Task:
Return the exact lines spanning from the line with "What does this" through the last line of the entries, boundaries included, and no others.

Collected data:
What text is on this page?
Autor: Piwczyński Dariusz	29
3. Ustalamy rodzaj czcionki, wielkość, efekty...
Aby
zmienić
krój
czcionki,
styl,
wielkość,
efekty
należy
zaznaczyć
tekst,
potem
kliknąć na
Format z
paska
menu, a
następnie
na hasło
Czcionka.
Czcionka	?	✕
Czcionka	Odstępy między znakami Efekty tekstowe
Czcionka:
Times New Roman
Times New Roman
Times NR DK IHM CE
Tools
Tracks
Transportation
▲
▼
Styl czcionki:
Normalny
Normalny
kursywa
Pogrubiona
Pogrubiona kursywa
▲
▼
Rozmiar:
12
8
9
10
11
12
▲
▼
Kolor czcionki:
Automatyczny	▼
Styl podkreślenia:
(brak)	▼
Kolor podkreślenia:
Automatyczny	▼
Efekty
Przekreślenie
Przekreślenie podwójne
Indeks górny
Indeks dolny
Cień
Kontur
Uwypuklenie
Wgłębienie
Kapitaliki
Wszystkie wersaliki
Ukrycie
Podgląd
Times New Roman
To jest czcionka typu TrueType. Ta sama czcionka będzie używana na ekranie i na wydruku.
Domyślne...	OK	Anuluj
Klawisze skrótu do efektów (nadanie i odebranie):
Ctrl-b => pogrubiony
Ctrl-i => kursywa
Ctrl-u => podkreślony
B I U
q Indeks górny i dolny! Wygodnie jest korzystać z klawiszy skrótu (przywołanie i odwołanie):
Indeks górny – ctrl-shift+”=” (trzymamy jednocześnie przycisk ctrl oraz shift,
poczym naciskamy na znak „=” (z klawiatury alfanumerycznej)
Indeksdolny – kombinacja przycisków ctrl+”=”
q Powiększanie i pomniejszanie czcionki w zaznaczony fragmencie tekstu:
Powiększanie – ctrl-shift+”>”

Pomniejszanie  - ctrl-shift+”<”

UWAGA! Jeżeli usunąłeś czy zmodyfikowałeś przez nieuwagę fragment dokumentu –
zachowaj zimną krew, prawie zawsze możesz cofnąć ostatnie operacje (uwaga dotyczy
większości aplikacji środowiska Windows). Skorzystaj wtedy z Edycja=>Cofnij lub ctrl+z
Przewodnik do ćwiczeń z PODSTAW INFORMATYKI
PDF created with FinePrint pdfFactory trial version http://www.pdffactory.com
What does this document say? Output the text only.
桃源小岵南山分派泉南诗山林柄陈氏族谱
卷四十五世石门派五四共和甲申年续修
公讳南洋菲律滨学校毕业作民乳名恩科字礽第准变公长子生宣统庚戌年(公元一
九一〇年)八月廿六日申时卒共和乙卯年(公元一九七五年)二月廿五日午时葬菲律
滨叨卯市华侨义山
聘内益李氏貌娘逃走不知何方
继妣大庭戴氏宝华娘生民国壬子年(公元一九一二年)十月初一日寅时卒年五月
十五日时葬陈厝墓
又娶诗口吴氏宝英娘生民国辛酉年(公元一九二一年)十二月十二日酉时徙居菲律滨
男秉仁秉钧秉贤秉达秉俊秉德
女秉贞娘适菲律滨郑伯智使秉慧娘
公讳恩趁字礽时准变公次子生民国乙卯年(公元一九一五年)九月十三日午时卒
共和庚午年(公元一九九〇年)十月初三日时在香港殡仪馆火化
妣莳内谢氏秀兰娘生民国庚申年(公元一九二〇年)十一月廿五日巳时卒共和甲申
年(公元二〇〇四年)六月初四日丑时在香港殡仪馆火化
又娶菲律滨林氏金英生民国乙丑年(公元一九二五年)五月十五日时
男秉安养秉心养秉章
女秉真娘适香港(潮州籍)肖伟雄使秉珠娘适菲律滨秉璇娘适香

Solution to the exercise:
What does this document say? Output the text only.
桃源小岵南山分派泉南诗山林柄陈氏族谱
卷四十五世石门派五四共和甲申年续修
公讳南洋菲律滨学校毕业作民乳名恩科字礽第准变公长子生宣统庚戌年(公元一
九一〇年)八月廿六日申时卒共和乙卯年(公元一九七五年)二月廿五日午时葬菲律
滨叨卯市华侨义山
聘内益李氏貌娘逃走不知何方
继妣大庭戴氏宝华娘生民国壬子年(公元一九一二年)十月初一日寅时卒年五月
十五日时葬陈厝墓
又娶诗口吴氏宝英娘生民国辛酉年(公元一九二一年)十二月十二日酉时徙居菲律滨
男秉仁秉钧秉贤秉达秉俊秉德
女秉贞娘适菲律滨郑伯智使秉慧娘
公讳恩趁字礽时准变公次子生民国乙卯年(公元一九一五年)九月十三日午时卒
共和庚午年(公元一九九〇年)十月初三日时在香港殡仪馆火化
妣莳内谢氏秀兰娘生民国庚申年(公元一九二〇年)十一月廿五日巳时卒共和甲申
年(公元二〇〇四年)六月初四日丑时在香港殡仪馆火化
又娶菲律滨林氏金英生民国乙丑年(公元一九二五年)五月十五日时
男秉安养秉心养秉章
女秉真娘适香港(潮州籍)肖伟雄使秉珠娘适菲律滨秉璇娘适香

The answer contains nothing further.